What you have to do: Every line below should be copied exactly; drop the pictures.

Exercise materials:
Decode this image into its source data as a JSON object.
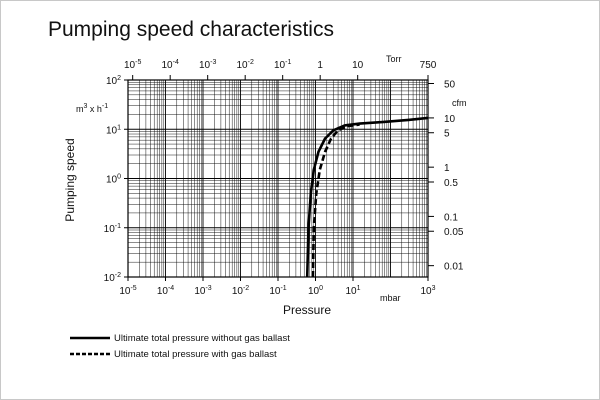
{
  "title": "Pumping speed characteristics",
  "chart_data": {
    "type": "line",
    "x_scale": "log",
    "y_scale": "log",
    "xlim": [
      1e-05,
      1000
    ],
    "ylim": [
      0.01,
      100
    ],
    "xlabel": "Pressure",
    "xunit": "mbar",
    "ylabel": "Pumping speed",
    "yunit_left": "m3 x h-1",
    "top_axis": {
      "unit": "Torr",
      "ticks": [
        {
          "label": "10",
          "exp": "-5",
          "value_torr": 1e-05
        },
        {
          "label": "10",
          "exp": "-4",
          "value_torr": 0.0001
        },
        {
          "label": "10",
          "exp": "-3",
          "value_torr": 0.001
        },
        {
          "label": "10",
          "exp": "-2",
          "value_torr": 0.01
        },
        {
          "label": "10",
          "exp": "-1",
          "value_torr": 0.1
        },
        {
          "label": "1",
          "exp": "",
          "value_torr": 1
        },
        {
          "label": "10",
          "exp": "",
          "value_torr": 10
        },
        {
          "label": "750",
          "exp": "",
          "value_torr": 750
        }
      ]
    },
    "right_axis": {
      "unit": "cfm",
      "ticks": [
        {
          "label": "50",
          "value_cfm": 50
        },
        {
          "label": "10",
          "value_cfm": 10
        },
        {
          "label": "5",
          "value_cfm": 5
        },
        {
          "label": "1",
          "value_cfm": 1
        },
        {
          "label": "0.5",
          "value_cfm": 0.5
        },
        {
          "label": "0.1",
          "value_cfm": 0.1
        },
        {
          "label": "0.05",
          "value_cfm": 0.05
        },
        {
          "label": "0.01",
          "value_cfm": 0.01
        }
      ]
    },
    "x_ticks": [
      {
        "label": "10",
        "exp": "-5",
        "value": 1e-05
      },
      {
        "label": "10",
        "exp": "-4",
        "value": 0.0001
      },
      {
        "label": "10",
        "exp": "-3",
        "value": 0.001
      },
      {
        "label": "10",
        "exp": "-2",
        "value": 0.01
      },
      {
        "label": "10",
        "exp": "-1",
        "value": 0.1
      },
      {
        "label": "10",
        "exp": "0",
        "value": 1
      },
      {
        "label": "10",
        "exp": "1",
        "value": 10
      },
      {
        "label": "10",
        "exp": "3",
        "value": 1000
      }
    ],
    "y_ticks": [
      {
        "label": "10",
        "exp": "2",
        "value": 100
      },
      {
        "label": "10",
        "exp": "1",
        "value": 10
      },
      {
        "label": "10",
        "exp": "0",
        "value": 1
      },
      {
        "label": "10",
        "exp": "-1",
        "value": 0.1
      },
      {
        "label": "10",
        "exp": "-2",
        "value": 0.01
      }
    ],
    "series": [
      {
        "name": "Ultimate total pressure without gas ballast",
        "style": "solid",
        "points": [
          [
            0.6,
            0.01
          ],
          [
            0.65,
            0.1
          ],
          [
            0.75,
            0.5
          ],
          [
            0.9,
            1.5
          ],
          [
            1.2,
            3.5
          ],
          [
            1.8,
            6.5
          ],
          [
            3,
            9.5
          ],
          [
            6,
            12
          ],
          [
            15,
            13
          ],
          [
            60,
            14
          ],
          [
            300,
            15.5
          ],
          [
            1000,
            17
          ]
        ]
      },
      {
        "name": "Ultimate total pressure with gas ballast",
        "style": "dashed",
        "points": [
          [
            0.85,
            0.01
          ],
          [
            0.9,
            0.1
          ],
          [
            1.05,
            0.5
          ],
          [
            1.3,
            1.5
          ],
          [
            1.8,
            3.5
          ],
          [
            2.6,
            6.5
          ],
          [
            4,
            9.5
          ],
          [
            7,
            11.5
          ],
          [
            15,
            12.5
          ]
        ]
      }
    ],
    "grid": true,
    "legend": "bottom-left"
  },
  "colors": {
    "line": "#000000",
    "grid": "#000000",
    "frame": "#c8c8c8"
  }
}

Exercise answer:
Decode this image into its source data as a JSON object.
{
  "title": "Pumping speed characteristics",
  "chart_data": {
    "type": "line",
    "x_scale": "log",
    "y_scale": "log",
    "xlim": [
      1e-05,
      1000
    ],
    "ylim": [
      0.01,
      100
    ],
    "xlabel": "Pressure",
    "xunit": "mbar",
    "ylabel": "Pumping speed",
    "yunit_left": "m3 x h-1",
    "top_axis": {
      "unit": "Torr",
      "ticks": [
        {
          "label": "10",
          "exp": "-5",
          "value_torr": 1e-05
        },
        {
          "label": "10",
          "exp": "-4",
          "value_torr": 0.0001
        },
        {
          "label": "10",
          "exp": "-3",
          "value_torr": 0.001
        },
        {
          "label": "10",
          "exp": "-2",
          "value_torr": 0.01
        },
        {
          "label": "10",
          "exp": "-1",
          "value_torr": 0.1
        },
        {
          "label": "1",
          "exp": "",
          "value_torr": 1
        },
        {
          "label": "10",
          "exp": "",
          "value_torr": 10
        },
        {
          "label": "750",
          "exp": "",
          "value_torr": 750
        }
      ]
    },
    "right_axis": {
      "unit": "cfm",
      "ticks": [
        {
          "label": "50",
          "value_cfm": 50
        },
        {
          "label": "10",
          "value_cfm": 10
        },
        {
          "label": "5",
          "value_cfm": 5
        },
        {
          "label": "1",
          "value_cfm": 1
        },
        {
          "label": "0.5",
          "value_cfm": 0.5
        },
        {
          "label": "0.1",
          "value_cfm": 0.1
        },
        {
          "label": "0.05",
          "value_cfm": 0.05
        },
        {
          "label": "0.01",
          "value_cfm": 0.01
        }
      ]
    },
    "x_ticks": [
      {
        "label": "10",
        "exp": "-5",
        "value": 1e-05
      },
      {
        "label": "10",
        "exp": "-4",
        "value": 0.0001
      },
      {
        "label": "10",
        "exp": "-3",
        "value": 0.001
      },
      {
        "label": "10",
        "exp": "-2",
        "value": 0.01
      },
      {
        "label": "10",
        "exp": "-1",
        "value": 0.1
      },
      {
        "label": "10",
        "exp": "0",
        "value": 1
      },
      {
        "label": "10",
        "exp": "1",
        "value": 10
      },
      {
        "label": "10",
        "exp": "3",
        "value": 1000
      }
    ],
    "y_ticks": [
      {
        "label": "10",
        "exp": "2",
        "value": 100
      },
      {
        "label": "10",
        "exp": "1",
        "value": 10
      },
      {
        "label": "10",
        "exp": "0",
        "value": 1
      },
      {
        "label": "10",
        "exp": "-1",
        "value": 0.1
      },
      {
        "label": "10",
        "exp": "-2",
        "value": 0.01
      }
    ],
    "series": [
      {
        "name": "Ultimate total pressure without gas ballast",
        "style": "solid",
        "points": [
          [
            0.6,
            0.01
          ],
          [
            0.65,
            0.1
          ],
          [
            0.75,
            0.5
          ],
          [
            0.9,
            1.5
          ],
          [
            1.2,
            3.5
          ],
          [
            1.8,
            6.5
          ],
          [
            3,
            9.5
          ],
          [
            6,
            12
          ],
          [
            15,
            13
          ],
          [
            60,
            14
          ],
          [
            300,
            15.5
          ],
          [
            1000,
            17
          ]
        ]
      },
      {
        "name": "Ultimate total pressure with gas ballast",
        "style": "dashed",
        "points": [
          [
            0.85,
            0.01
          ],
          [
            0.9,
            0.1
          ],
          [
            1.05,
            0.5
          ],
          [
            1.3,
            1.5
          ],
          [
            1.8,
            3.5
          ],
          [
            2.6,
            6.5
          ],
          [
            4,
            9.5
          ],
          [
            7,
            11.5
          ],
          [
            15,
            12.5
          ]
        ]
      }
    ],
    "grid": true,
    "legend": "bottom-left"
  },
  "colors": {
    "line": "#000000",
    "grid": "#000000",
    "frame": "#c8c8c8"
  }
}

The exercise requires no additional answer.